### LISTING
┌──

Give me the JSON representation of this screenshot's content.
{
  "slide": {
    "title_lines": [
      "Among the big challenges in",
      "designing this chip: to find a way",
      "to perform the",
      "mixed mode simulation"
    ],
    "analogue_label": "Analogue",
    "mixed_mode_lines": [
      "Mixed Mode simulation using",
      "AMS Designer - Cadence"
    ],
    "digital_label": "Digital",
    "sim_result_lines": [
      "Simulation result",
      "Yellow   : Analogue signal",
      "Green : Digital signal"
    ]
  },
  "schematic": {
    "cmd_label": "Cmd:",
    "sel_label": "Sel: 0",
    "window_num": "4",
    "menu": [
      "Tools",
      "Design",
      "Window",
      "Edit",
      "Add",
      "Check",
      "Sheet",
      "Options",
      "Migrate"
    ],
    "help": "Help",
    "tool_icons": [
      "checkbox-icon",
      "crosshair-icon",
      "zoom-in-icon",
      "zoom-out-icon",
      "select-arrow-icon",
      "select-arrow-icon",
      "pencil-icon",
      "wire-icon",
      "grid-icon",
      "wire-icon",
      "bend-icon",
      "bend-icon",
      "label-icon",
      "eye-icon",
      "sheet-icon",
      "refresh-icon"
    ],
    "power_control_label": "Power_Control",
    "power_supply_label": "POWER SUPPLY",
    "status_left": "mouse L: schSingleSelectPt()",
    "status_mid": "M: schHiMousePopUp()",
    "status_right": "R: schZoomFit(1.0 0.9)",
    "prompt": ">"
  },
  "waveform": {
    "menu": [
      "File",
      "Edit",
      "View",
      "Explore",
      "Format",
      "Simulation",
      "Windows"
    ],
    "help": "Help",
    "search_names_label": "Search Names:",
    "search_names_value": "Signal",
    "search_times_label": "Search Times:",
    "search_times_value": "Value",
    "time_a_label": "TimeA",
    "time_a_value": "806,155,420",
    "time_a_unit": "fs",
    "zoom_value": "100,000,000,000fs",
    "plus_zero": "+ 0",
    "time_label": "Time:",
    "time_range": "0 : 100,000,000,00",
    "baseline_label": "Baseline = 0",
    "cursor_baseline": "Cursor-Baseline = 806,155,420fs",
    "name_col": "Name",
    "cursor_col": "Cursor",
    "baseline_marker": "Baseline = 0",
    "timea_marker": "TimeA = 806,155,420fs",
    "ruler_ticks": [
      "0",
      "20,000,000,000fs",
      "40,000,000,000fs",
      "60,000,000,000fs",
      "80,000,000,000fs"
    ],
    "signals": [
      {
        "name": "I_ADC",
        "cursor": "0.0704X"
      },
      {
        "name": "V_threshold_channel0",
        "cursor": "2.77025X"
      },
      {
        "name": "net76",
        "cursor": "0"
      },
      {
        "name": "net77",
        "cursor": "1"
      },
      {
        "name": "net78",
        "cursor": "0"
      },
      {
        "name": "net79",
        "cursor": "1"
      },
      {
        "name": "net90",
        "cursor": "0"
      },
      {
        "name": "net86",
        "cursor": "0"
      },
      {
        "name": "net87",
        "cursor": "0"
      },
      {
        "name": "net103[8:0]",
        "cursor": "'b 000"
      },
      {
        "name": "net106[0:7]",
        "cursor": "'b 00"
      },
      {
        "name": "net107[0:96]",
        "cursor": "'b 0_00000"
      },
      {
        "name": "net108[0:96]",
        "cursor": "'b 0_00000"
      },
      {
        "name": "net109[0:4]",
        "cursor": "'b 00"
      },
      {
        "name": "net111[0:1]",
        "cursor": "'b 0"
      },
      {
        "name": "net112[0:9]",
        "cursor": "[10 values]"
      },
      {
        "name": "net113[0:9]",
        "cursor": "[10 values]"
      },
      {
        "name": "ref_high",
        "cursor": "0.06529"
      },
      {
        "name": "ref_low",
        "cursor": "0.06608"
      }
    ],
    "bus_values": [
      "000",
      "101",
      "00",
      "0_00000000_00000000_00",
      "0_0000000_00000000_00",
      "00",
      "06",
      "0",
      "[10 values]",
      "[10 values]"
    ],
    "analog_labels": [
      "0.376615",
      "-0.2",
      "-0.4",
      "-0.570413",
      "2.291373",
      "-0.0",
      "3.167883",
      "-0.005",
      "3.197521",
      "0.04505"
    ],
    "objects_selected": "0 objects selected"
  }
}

└──

### EXERCISE
Find every line that holds "Digital" and copy it.

### THE RESULT
    "digital_label": "Digital",
      "Green : Digital signal"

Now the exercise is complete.